- What to produce
Copy the full set of lines exactly as given.
** start of Input **
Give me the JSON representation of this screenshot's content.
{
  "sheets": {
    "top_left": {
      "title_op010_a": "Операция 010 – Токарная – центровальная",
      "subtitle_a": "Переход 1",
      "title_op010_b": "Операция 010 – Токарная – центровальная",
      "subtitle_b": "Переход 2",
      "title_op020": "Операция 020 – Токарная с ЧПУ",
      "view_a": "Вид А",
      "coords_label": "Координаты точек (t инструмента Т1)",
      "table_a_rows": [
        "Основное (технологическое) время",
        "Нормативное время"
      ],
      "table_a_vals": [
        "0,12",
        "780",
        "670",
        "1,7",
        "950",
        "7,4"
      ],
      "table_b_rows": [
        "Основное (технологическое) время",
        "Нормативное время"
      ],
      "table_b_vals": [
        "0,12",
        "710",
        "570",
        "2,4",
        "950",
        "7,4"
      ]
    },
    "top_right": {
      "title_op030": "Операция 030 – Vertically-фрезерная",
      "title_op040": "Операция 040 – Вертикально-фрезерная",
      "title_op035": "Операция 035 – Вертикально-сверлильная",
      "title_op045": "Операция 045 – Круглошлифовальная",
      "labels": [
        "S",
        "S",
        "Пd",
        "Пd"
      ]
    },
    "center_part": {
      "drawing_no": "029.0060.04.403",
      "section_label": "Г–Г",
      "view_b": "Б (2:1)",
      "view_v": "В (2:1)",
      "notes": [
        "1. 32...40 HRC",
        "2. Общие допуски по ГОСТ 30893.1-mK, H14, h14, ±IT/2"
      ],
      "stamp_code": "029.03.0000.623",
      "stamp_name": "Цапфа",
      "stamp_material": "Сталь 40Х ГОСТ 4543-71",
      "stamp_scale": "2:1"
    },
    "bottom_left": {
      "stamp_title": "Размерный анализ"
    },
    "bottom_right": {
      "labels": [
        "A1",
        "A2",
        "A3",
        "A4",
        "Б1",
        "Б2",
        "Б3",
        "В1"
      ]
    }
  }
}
** end of Input **
- Reply
Give me the JSON representation of this screenshot's content.
{
  "sheets": {
    "top_left": {
      "title_op010_a": "Операция 010 – Токарная – центровальная",
      "subtitle_a": "Переход 1",
      "title_op010_b": "Операция 010 – Токарная – центровальная",
      "subtitle_b": "Переход 2",
      "title_op020": "Операция 020 – Токарная с ЧПУ",
      "view_a": "Вид А",
      "coords_label": "Координаты точек (t инструмента Т1)",
      "table_a_rows": [
        "Основное (технологическое) время",
        "Нормативное время"
      ],
      "table_a_vals": [
        "0,12",
        "780",
        "670",
        "1,7",
        "950",
        "7,4"
      ],
      "table_b_rows": [
        "Основное (технологическое) время",
        "Нормативное время"
      ],
      "table_b_vals": [
        "0,12",
        "710",
        "570",
        "2,4",
        "950",
        "7,4"
      ]
    },
    "top_right": {
      "title_op030": "Операция 030 – Vertically-фрезерная",
      "title_op040": "Операция 040 – Вертикально-фрезерная",
      "title_op035": "Операция 035 – Вертикально-сверлильная",
      "title_op045": "Операция 045 – Круглошлифовальная",
      "labels": [
        "S",
        "S",
        "Пd",
        "Пd"
      ]
    },
    "center_part": {
      "drawing_no": "029.0060.04.403",
      "section_label": "Г–Г",
      "view_b": "Б (2:1)",
      "view_v": "В (2:1)",
      "notes": [
        "1. 32...40 HRC",
        "2. Общие допуски по ГОСТ 30893.1-mK, H14, h14, ±IT/2"
      ],
      "stamp_code": "029.03.0000.623",
      "stamp_name": "Цапфа",
      "stamp_material": "Сталь 40Х ГОСТ 4543-71",
      "stamp_scale": "2:1"
    },
    "bottom_left": {
      "stamp_title": "Размерный анализ"
    },
    "bottom_right": {
      "labels": [
        "A1",
        "A2",
        "A3",
        "A4",
        "Б1",
        "Б2",
        "Б3",
        "В1"
      ]
    }
  }
}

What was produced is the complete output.